▸ EXERCISE DESCRIPTION
Below is a block of records. Copy every line in it that contains the word "summer".

▸ ENTRIES PROVIDED

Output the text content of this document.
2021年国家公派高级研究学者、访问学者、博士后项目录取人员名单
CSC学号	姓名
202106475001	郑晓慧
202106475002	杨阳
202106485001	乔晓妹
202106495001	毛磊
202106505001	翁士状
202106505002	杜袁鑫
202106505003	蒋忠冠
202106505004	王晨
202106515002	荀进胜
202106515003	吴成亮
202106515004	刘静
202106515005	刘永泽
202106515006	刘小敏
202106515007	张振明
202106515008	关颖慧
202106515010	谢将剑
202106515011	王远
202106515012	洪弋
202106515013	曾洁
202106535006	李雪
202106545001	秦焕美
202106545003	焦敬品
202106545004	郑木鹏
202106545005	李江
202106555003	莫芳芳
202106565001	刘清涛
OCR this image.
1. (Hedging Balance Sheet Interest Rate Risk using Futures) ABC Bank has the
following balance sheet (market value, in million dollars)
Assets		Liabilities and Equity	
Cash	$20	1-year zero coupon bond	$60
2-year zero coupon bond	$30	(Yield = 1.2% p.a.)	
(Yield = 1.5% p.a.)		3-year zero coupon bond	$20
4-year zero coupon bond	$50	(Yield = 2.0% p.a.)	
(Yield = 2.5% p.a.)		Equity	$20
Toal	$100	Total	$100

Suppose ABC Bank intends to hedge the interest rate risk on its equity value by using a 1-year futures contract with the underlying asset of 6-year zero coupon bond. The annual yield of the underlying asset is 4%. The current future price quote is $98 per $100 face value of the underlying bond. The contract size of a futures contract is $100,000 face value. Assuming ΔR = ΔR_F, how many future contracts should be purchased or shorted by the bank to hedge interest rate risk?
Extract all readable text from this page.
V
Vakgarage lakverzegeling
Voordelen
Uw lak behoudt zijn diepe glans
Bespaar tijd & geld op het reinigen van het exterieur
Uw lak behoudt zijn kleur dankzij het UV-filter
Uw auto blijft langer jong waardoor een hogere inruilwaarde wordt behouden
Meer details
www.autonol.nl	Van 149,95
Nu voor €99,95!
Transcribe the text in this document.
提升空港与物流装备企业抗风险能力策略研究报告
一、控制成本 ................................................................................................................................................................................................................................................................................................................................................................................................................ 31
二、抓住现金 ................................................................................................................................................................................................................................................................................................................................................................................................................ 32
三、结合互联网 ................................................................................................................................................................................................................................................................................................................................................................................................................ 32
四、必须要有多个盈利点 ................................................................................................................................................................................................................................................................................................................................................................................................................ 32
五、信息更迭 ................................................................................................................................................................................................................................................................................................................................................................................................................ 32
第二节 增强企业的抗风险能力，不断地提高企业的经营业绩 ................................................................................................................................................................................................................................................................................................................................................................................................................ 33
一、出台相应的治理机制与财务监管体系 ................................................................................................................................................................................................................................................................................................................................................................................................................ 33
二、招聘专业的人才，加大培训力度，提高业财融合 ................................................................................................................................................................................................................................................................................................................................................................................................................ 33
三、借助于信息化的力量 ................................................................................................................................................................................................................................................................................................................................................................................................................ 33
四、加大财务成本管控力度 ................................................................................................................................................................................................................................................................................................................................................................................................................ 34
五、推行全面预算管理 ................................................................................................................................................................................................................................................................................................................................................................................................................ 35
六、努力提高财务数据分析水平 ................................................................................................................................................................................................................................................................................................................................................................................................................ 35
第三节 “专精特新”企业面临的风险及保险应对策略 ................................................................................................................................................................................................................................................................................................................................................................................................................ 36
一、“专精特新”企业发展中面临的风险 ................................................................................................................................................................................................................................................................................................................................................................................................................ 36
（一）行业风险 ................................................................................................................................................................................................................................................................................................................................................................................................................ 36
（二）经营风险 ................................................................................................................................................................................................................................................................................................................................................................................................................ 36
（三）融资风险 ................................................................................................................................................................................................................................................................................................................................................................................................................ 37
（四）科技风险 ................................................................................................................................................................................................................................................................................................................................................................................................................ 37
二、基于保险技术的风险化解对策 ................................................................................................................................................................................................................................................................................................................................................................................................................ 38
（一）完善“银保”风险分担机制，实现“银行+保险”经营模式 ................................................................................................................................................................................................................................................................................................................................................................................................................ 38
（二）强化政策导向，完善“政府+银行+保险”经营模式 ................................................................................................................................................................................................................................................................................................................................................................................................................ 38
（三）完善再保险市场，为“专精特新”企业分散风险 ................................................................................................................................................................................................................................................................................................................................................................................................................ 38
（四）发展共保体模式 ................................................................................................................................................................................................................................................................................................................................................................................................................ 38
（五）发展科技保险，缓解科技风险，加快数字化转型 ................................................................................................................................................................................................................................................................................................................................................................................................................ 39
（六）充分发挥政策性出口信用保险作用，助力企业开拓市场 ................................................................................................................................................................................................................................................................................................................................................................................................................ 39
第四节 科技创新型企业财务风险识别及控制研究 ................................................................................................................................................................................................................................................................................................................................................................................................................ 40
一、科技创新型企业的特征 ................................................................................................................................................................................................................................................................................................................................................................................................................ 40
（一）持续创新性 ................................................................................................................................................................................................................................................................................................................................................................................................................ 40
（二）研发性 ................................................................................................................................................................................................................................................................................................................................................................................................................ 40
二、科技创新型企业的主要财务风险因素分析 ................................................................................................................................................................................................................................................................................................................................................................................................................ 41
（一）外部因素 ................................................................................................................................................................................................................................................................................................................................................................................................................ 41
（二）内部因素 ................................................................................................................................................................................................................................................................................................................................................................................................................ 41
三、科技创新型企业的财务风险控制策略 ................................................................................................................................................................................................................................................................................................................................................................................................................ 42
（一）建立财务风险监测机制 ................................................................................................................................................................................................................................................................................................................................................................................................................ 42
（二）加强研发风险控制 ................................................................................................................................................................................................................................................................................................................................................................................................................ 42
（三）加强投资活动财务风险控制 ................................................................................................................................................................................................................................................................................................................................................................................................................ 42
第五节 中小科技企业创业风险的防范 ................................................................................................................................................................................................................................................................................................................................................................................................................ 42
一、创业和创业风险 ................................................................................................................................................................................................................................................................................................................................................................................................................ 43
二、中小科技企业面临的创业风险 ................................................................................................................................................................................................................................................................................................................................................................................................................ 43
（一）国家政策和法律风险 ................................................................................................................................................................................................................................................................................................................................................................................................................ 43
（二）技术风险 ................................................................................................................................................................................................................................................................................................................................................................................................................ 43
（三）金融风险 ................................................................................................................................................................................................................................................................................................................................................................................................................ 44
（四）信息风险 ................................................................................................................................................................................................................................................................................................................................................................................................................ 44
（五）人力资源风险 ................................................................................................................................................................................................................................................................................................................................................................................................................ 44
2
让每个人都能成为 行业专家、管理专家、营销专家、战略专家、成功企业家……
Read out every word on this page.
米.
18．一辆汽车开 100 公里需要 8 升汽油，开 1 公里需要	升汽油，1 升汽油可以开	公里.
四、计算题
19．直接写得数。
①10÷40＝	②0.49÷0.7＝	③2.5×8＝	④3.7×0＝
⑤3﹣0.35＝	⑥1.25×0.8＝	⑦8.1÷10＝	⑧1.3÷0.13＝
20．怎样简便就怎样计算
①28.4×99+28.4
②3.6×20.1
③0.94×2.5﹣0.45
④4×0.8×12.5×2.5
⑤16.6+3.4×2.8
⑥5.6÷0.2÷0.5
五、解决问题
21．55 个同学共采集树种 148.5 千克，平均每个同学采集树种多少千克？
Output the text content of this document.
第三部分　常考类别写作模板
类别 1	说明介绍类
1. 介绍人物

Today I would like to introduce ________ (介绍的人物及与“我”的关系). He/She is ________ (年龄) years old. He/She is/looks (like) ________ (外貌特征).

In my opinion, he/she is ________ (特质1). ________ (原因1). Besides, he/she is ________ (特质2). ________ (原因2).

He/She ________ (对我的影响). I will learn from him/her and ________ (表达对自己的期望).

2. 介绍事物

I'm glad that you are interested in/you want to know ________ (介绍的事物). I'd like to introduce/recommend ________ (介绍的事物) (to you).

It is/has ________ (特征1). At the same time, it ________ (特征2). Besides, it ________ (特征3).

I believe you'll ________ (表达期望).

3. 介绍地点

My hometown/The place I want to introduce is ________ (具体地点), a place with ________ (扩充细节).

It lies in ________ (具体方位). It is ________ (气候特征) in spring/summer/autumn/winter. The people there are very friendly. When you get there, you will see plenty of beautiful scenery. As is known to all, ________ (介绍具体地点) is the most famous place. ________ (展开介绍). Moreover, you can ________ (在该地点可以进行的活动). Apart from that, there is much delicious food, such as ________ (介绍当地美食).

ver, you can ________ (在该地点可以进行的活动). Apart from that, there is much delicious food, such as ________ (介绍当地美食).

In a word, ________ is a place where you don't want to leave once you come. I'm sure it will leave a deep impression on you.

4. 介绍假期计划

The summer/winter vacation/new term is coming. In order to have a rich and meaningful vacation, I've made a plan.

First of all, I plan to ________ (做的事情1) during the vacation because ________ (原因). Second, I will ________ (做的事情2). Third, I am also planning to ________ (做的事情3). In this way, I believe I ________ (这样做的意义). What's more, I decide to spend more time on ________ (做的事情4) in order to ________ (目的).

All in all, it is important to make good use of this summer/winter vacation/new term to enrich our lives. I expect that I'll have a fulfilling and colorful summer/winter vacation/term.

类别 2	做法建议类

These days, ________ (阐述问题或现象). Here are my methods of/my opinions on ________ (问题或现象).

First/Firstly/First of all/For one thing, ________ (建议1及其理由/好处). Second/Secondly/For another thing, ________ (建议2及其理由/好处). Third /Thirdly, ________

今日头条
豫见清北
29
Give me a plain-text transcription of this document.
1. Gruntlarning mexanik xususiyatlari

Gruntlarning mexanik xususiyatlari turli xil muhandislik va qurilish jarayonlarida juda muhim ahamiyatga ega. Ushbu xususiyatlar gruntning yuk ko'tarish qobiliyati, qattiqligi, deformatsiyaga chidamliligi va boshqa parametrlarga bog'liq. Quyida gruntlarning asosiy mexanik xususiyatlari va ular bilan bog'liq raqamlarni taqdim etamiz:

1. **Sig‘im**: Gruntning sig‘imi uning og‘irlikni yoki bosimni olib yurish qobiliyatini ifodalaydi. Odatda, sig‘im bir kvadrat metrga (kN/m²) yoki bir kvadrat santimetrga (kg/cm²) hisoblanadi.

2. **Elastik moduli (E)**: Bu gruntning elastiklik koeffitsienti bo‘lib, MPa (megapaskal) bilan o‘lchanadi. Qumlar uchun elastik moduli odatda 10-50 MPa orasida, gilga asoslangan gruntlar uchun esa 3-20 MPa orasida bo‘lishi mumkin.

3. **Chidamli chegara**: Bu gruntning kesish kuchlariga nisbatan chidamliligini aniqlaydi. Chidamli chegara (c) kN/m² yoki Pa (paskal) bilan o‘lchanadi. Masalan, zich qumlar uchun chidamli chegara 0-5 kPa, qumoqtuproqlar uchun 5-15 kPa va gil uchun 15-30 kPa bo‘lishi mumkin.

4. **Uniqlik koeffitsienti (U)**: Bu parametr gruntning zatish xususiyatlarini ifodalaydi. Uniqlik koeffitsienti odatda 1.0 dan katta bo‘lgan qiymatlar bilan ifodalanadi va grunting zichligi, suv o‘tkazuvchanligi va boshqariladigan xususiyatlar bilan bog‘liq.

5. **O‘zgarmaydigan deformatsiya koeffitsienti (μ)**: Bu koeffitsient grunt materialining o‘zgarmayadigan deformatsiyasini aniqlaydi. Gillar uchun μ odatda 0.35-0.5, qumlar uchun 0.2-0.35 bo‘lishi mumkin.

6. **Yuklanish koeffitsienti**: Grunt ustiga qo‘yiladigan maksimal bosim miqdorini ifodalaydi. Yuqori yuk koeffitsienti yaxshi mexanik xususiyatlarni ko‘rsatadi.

▸ SOLUTION TO THIS TASK
It lies in ________ (具体方位). It is ________ (气候特征) in spring/summer/autumn/winter. The people there are very friendly. When you get there, you will see plenty of beautiful scenery. As is known to all, ________ (介绍具体地点) is the most famous place. ________ (展开介绍). Moreover, you can ________ (在该地点可以进行的活动). Apart from that, there is much delicious food, such as ________ (介绍当地美食).
The summer/winter vacation/new term is coming. In order to have a rich and meaningful vacation, I've made a plan.
All in all, it is important to make good use of this summer/winter vacation/new term to enrich our lives. I expect that I'll have a fulfilling and colorful summer/winter vacation/term.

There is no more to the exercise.